EXERCISE DESCRIPTION: Compute the number of lines that include the string "chamber", then output that number and nothing else.

──────────

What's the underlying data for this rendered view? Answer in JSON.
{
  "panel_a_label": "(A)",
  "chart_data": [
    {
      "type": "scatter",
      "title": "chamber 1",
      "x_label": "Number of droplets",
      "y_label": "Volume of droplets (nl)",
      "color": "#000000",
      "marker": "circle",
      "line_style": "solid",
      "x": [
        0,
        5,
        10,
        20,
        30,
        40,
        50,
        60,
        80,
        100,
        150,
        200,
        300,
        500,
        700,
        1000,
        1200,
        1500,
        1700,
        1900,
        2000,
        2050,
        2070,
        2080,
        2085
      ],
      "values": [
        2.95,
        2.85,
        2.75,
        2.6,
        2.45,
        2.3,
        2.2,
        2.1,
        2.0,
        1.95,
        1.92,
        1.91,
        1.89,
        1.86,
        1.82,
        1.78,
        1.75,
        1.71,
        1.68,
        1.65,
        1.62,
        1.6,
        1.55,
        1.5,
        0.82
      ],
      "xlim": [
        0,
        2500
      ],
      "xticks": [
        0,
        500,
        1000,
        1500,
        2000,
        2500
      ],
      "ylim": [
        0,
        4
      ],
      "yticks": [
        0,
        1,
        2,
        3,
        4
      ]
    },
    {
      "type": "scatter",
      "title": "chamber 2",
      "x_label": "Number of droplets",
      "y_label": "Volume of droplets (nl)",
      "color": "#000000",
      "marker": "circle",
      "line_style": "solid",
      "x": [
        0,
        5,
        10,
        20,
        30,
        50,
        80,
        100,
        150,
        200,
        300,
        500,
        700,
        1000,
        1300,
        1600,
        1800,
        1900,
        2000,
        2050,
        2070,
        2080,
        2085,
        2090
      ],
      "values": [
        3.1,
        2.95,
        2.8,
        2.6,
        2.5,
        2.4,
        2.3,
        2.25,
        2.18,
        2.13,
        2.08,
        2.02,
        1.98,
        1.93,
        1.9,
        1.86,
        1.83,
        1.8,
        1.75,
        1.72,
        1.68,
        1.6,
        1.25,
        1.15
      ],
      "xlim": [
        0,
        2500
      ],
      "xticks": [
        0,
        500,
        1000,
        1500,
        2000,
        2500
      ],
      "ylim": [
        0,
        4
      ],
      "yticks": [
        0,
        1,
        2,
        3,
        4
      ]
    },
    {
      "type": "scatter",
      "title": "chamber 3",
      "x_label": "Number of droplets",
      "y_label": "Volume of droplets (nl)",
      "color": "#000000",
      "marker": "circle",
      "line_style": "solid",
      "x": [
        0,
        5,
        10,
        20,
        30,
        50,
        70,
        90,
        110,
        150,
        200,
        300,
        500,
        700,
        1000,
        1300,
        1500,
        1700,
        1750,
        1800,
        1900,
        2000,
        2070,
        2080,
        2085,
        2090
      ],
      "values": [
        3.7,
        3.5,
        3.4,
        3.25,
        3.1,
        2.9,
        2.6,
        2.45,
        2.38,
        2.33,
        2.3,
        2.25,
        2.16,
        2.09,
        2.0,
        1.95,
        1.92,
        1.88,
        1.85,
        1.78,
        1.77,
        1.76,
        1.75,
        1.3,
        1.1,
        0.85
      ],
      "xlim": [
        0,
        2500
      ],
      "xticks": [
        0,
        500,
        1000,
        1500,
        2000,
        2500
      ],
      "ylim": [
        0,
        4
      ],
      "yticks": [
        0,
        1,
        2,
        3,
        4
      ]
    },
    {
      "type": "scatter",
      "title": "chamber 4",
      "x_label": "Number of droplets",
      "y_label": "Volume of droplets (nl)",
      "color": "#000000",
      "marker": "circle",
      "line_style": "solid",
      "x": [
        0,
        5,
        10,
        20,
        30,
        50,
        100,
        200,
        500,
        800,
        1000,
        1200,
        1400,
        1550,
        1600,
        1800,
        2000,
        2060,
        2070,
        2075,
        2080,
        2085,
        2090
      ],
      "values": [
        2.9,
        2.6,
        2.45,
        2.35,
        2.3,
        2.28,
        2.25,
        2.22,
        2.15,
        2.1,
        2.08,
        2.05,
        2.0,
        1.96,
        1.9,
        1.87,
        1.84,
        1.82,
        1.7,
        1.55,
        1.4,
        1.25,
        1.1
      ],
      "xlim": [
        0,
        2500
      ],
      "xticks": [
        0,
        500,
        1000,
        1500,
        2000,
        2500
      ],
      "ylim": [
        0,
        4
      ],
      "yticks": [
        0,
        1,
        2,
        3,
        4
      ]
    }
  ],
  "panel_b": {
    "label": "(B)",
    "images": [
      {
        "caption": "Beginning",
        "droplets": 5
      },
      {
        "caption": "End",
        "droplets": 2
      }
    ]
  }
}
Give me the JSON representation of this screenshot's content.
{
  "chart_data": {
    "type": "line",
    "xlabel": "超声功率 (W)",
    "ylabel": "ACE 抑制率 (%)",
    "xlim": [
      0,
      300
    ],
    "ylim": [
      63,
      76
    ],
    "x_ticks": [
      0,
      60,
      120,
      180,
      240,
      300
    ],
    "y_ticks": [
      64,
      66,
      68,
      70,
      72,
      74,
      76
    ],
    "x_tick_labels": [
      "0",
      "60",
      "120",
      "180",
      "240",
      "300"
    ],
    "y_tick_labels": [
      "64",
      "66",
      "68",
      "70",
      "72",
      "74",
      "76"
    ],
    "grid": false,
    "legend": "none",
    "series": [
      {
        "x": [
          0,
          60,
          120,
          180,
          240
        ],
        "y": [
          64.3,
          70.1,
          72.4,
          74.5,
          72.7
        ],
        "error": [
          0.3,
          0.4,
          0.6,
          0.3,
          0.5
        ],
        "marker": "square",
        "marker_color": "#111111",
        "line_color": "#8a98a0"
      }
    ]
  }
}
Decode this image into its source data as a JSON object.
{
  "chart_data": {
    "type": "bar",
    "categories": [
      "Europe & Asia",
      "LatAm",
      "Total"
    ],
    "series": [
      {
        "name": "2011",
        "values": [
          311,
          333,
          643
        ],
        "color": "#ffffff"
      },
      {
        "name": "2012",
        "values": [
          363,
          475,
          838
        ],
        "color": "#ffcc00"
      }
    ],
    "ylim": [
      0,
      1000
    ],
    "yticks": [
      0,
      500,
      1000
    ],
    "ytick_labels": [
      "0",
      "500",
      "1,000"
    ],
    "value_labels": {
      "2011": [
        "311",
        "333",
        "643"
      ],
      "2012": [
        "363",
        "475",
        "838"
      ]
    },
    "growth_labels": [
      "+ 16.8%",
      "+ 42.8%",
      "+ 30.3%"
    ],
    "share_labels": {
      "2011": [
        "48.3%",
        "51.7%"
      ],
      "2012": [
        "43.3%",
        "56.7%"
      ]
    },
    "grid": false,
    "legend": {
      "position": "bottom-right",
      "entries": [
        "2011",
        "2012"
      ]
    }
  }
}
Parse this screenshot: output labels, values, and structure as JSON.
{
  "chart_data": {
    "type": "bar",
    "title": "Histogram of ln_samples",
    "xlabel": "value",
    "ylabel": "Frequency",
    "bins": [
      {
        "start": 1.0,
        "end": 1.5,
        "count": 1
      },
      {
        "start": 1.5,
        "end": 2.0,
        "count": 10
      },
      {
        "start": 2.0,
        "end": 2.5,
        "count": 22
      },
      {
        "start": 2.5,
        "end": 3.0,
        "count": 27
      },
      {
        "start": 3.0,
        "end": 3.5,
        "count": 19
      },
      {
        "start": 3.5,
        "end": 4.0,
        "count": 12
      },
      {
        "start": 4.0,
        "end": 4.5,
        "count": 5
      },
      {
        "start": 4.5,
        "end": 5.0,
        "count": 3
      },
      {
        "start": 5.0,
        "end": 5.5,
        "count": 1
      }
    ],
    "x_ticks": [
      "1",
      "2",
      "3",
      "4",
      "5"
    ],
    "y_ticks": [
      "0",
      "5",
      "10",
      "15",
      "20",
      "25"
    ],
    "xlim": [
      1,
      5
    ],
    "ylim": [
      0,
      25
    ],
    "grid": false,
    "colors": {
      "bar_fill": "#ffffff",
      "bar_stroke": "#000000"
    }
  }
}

──────────

RESULT OF THE TASK: 4